» **Records for this exercise**
"""

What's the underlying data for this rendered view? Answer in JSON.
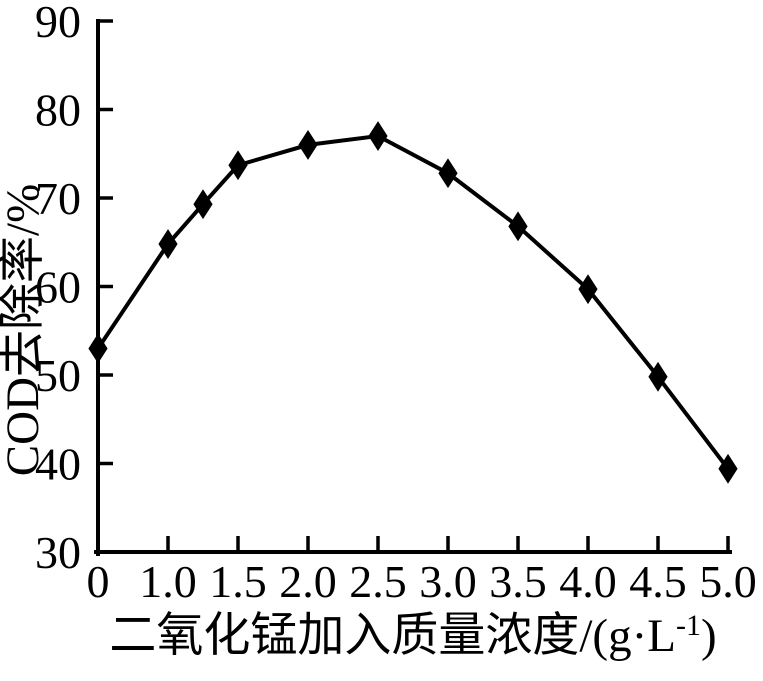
{
  "chart_data": {
    "type": "line",
    "title": "",
    "xlabel": "二氧化锰加入质量浓度/(g·L⁻¹)",
    "xlabel_parts": {
      "main": "二氧化锰加入质量浓度/(g·L",
      "sup": "-1",
      "close": ")"
    },
    "ylabel": "COD去除率/%",
    "x_tick_labels": [
      "0",
      "1.0",
      "1.5",
      "2.0",
      "2.5",
      "3.0",
      "3.5",
      "4.0",
      "4.5",
      "5.0"
    ],
    "y_tick_labels": [
      "30",
      "40",
      "50",
      "60",
      "70",
      "80",
      "90"
    ],
    "ylim": [
      30,
      90
    ],
    "y_tick_step": 10,
    "x_scale_note": "ticks evenly spaced; interval 0 to 1.0 spans one tick gap, then 0.5 per tick gap",
    "grid": false,
    "legend": null,
    "background": "#ffffff",
    "axis_color": "#000000",
    "series": [
      {
        "name": "COD removal rate",
        "marker": "diamond",
        "color": "#000000",
        "points": [
          {
            "x": 0,
            "y": 53.0
          },
          {
            "x": 1.0,
            "y": 64.8
          },
          {
            "x": 1.25,
            "y": 69.3
          },
          {
            "x": 1.5,
            "y": 73.7
          },
          {
            "x": 2.0,
            "y": 76.0
          },
          {
            "x": 2.5,
            "y": 77.0
          },
          {
            "x": 3.0,
            "y": 72.8
          },
          {
            "x": 3.5,
            "y": 66.8
          },
          {
            "x": 4.0,
            "y": 59.7
          },
          {
            "x": 4.5,
            "y": 49.8
          },
          {
            "x": 5.0,
            "y": 39.4
          }
        ]
      }
    ]
  }
}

"""

» **What you should do**
Pull every line containing "二氧化锰加入质量浓度" from the data.

» **Response**
    "xlabel": "二氧化锰加入质量浓度/(g·L⁻¹)",
      "main": "二氧化锰加入质量浓度/(g·L",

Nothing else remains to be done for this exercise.